* [Texto del ejercicio]

Las aerolíneas norteamericanas han observado un incremento creciente de los servicios auxiliares en estos últimos años posteriores a la Gran Recesión, según un estudio desarrollado por IdeaWorksCompany en 63 aerolíneas comerciales. Estos servicios suponen ya un 40% de la factura total para algunos segmentos de vuelo, con un incremento del 8,5% respecto al año anterior. El margen operativo de muchos de estos servicios auxiliares ascienden al 80%, y casi todos representan al menos un 40% de la facturación.
Si la industria hotelera hiciera una proyección de estas tendencias analizadas en el transporte aéreo, como seguramente Airbnb y otros conectores tecnológicos ya han efectuado sobre los propios establecimientos hoteleros, comprendería mucho mejor a un sector creciente de su mercado y se apremiaría a dar una respuesta a estas nuevas necesidades modificando sus productos y su estructura de precios. ¿Para qué demonios necesita una parte importante de la clientela el inefable mostrador de recepción? ¿Para qué un vestíbulo o un salón de estar cuyo valor en metros cuadrados se está cotizando en la factura? ¿Para qué un comedor si piensa cenar en el restaurante de moda en la ciudad? ¿Para qué un business center si resulta que acude a una boda y no tiene intención de mandar un fax? ¿Para qué un televisor en la habitación si su distracción nocturna es Twitter? ¿Para qué el minibar si se lleva la bebida desde casa o la compra en el supermercado de la esquina? En fin, ¿para qué mantener un retén de room service si el restaurante de enfrente está dispuesto a subirle un menú de autor o el cocinillas vecino puede suministrarle un postre casero a través de la app colaborativa Eatwith?
El auge competititvo de Airbnb, Uber, HomeAway, Eatwith, Tasrabbit y otros conectores tecnológicos no obedece solo a la innovadora puesta en valor de recursos hasta ahora desaprovechados, ni siquiera a las ventajas fiscales que le otorga su incomprensión por parte de los lobbies y los reguladores, sino fundamentalmente al conocimiento Big Data de todos y cada uno de los usuarios —que la industria tradicional solo alcanza a reconocer como ‘el mercado’— a fin de ofrecerles el servicio personalizado que necesitan o al que aspiran. Y parece claro que a los millennials ya no les provoca una expendeduría de recepción, ni un salón de televisión, ni un business center, ni siquiera el minibar. Las exigencias sine qua non de esta población residen en un espacio convivencial, una ducha que quepa en Instagram y un acceso wifi a Internet de banda ancha para compartir sus emociones viajeras.

* [Material proporcionado]

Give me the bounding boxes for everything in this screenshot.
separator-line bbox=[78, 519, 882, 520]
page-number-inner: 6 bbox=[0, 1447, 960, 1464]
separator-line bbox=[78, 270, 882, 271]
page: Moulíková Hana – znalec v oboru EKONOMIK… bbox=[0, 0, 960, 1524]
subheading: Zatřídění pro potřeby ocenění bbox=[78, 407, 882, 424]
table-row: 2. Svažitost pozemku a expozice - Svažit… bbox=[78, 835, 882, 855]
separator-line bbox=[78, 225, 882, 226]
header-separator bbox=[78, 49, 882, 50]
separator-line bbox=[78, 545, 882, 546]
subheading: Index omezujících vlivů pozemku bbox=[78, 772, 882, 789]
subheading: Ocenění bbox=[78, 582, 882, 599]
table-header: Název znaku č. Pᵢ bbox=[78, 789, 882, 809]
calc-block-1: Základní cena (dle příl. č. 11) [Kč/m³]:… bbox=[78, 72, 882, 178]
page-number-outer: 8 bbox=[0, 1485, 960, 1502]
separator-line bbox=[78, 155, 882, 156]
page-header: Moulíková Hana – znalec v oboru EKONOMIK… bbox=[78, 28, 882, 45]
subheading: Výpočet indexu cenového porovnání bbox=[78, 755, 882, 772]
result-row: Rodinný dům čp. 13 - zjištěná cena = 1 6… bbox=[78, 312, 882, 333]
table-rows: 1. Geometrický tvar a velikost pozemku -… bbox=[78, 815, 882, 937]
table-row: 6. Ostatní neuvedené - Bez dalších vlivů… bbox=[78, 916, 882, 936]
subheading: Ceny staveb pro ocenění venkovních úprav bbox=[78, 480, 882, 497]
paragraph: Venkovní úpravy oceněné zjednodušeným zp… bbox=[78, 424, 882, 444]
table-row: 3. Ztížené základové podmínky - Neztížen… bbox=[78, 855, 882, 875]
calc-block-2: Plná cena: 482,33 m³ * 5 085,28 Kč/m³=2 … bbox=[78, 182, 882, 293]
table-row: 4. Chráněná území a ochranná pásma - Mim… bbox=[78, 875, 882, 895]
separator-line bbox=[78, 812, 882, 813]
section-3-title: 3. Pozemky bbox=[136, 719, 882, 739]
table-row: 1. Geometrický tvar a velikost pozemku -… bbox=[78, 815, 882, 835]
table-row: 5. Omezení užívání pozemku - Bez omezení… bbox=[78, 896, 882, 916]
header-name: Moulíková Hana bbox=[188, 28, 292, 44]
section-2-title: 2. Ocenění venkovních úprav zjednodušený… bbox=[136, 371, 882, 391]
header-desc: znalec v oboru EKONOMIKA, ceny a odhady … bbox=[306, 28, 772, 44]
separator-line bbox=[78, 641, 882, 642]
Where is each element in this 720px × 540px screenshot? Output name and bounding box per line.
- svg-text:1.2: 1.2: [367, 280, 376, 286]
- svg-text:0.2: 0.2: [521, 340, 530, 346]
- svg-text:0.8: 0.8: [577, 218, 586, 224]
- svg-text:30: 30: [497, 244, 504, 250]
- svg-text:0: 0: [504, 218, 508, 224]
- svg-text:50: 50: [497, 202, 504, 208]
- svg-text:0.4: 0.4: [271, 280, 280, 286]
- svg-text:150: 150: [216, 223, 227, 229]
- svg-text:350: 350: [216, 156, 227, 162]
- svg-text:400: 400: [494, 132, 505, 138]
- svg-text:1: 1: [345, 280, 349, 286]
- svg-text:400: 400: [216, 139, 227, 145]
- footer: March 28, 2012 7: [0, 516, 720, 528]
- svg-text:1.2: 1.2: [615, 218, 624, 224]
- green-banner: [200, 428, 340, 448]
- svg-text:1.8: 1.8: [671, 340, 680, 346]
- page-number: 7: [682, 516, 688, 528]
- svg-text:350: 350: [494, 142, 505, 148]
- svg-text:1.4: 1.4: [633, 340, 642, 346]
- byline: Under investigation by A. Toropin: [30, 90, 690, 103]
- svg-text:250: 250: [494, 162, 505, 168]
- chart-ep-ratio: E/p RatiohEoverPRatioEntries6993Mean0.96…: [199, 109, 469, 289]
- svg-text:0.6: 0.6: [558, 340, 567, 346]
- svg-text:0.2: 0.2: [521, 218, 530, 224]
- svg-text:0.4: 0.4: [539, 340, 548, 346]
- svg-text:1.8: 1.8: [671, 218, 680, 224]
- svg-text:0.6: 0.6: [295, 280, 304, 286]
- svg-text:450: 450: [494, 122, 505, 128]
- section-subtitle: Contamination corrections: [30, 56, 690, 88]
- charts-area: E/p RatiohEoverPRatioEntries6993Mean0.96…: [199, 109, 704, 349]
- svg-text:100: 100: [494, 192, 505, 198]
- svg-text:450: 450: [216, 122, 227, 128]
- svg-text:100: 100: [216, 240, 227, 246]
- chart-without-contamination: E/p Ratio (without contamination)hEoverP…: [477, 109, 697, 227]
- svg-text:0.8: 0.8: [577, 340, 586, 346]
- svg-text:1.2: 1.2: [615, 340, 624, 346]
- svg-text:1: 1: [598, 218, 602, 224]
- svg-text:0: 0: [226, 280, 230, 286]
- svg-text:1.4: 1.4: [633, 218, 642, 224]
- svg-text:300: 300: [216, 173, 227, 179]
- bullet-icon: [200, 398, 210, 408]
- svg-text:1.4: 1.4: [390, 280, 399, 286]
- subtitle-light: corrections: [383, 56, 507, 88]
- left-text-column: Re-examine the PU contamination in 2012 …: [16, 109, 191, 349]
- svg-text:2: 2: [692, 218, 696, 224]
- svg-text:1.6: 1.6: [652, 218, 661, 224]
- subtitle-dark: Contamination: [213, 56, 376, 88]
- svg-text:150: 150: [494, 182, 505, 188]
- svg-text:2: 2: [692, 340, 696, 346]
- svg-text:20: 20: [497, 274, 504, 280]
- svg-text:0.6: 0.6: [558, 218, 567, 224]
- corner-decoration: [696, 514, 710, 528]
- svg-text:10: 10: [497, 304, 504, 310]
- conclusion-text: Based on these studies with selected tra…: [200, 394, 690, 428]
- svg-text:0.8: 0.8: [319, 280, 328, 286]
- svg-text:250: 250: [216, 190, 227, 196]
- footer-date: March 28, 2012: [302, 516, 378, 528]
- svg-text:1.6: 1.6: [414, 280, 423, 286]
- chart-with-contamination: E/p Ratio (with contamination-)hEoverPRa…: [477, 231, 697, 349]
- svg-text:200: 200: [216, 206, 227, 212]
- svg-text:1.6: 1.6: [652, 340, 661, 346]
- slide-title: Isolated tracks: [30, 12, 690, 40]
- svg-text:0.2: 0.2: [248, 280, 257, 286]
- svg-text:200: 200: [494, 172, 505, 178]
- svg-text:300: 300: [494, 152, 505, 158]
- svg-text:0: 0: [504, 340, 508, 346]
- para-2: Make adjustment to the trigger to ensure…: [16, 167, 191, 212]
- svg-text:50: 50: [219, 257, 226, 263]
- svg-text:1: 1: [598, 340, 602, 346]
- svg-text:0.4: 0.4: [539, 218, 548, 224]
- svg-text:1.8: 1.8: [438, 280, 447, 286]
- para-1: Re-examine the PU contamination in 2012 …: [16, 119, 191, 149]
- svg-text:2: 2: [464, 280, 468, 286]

* [Tarea 1] Según el texto sobre la hotelería, ¿a qué se debe fundamentalmente el auge competitivo de Airbnb, Uber y otros conectores tecnológicos? Responde en una a tres oraciones.
* [Tarea 2] Transcribe literalmente un fragmento del texto sobre la hotelería: empieza en las palabras "Las aerolíneas norteamericanas" y termina después de "de la facturación.".

* [Solución 1] Se debe fundamentalmente al conocimiento Big Data de todos y cada uno de los usuarios. Ese conocimiento les permite ofrecer a cada uno el servicio personalizado que necesita o al que aspira.

* [Solución 2]
Las aerolíneas norteamericanas han observado un incremento creciente de los servicios auxiliares en estos últimos años posteriores a la Gran Recesión, según un estudio desarrollado por IdeaWorksCompany en 63 aerolíneas comerciales. Estos servicios suponen ya un 40% de la factura total para algunos segmentos de vuelo, con un incremento del 8,5% respecto al año anterior. El margen operativo de muchos de estos servicios auxiliares ascienden al 80%, y casi todos representan al menos un 40% de la facturación.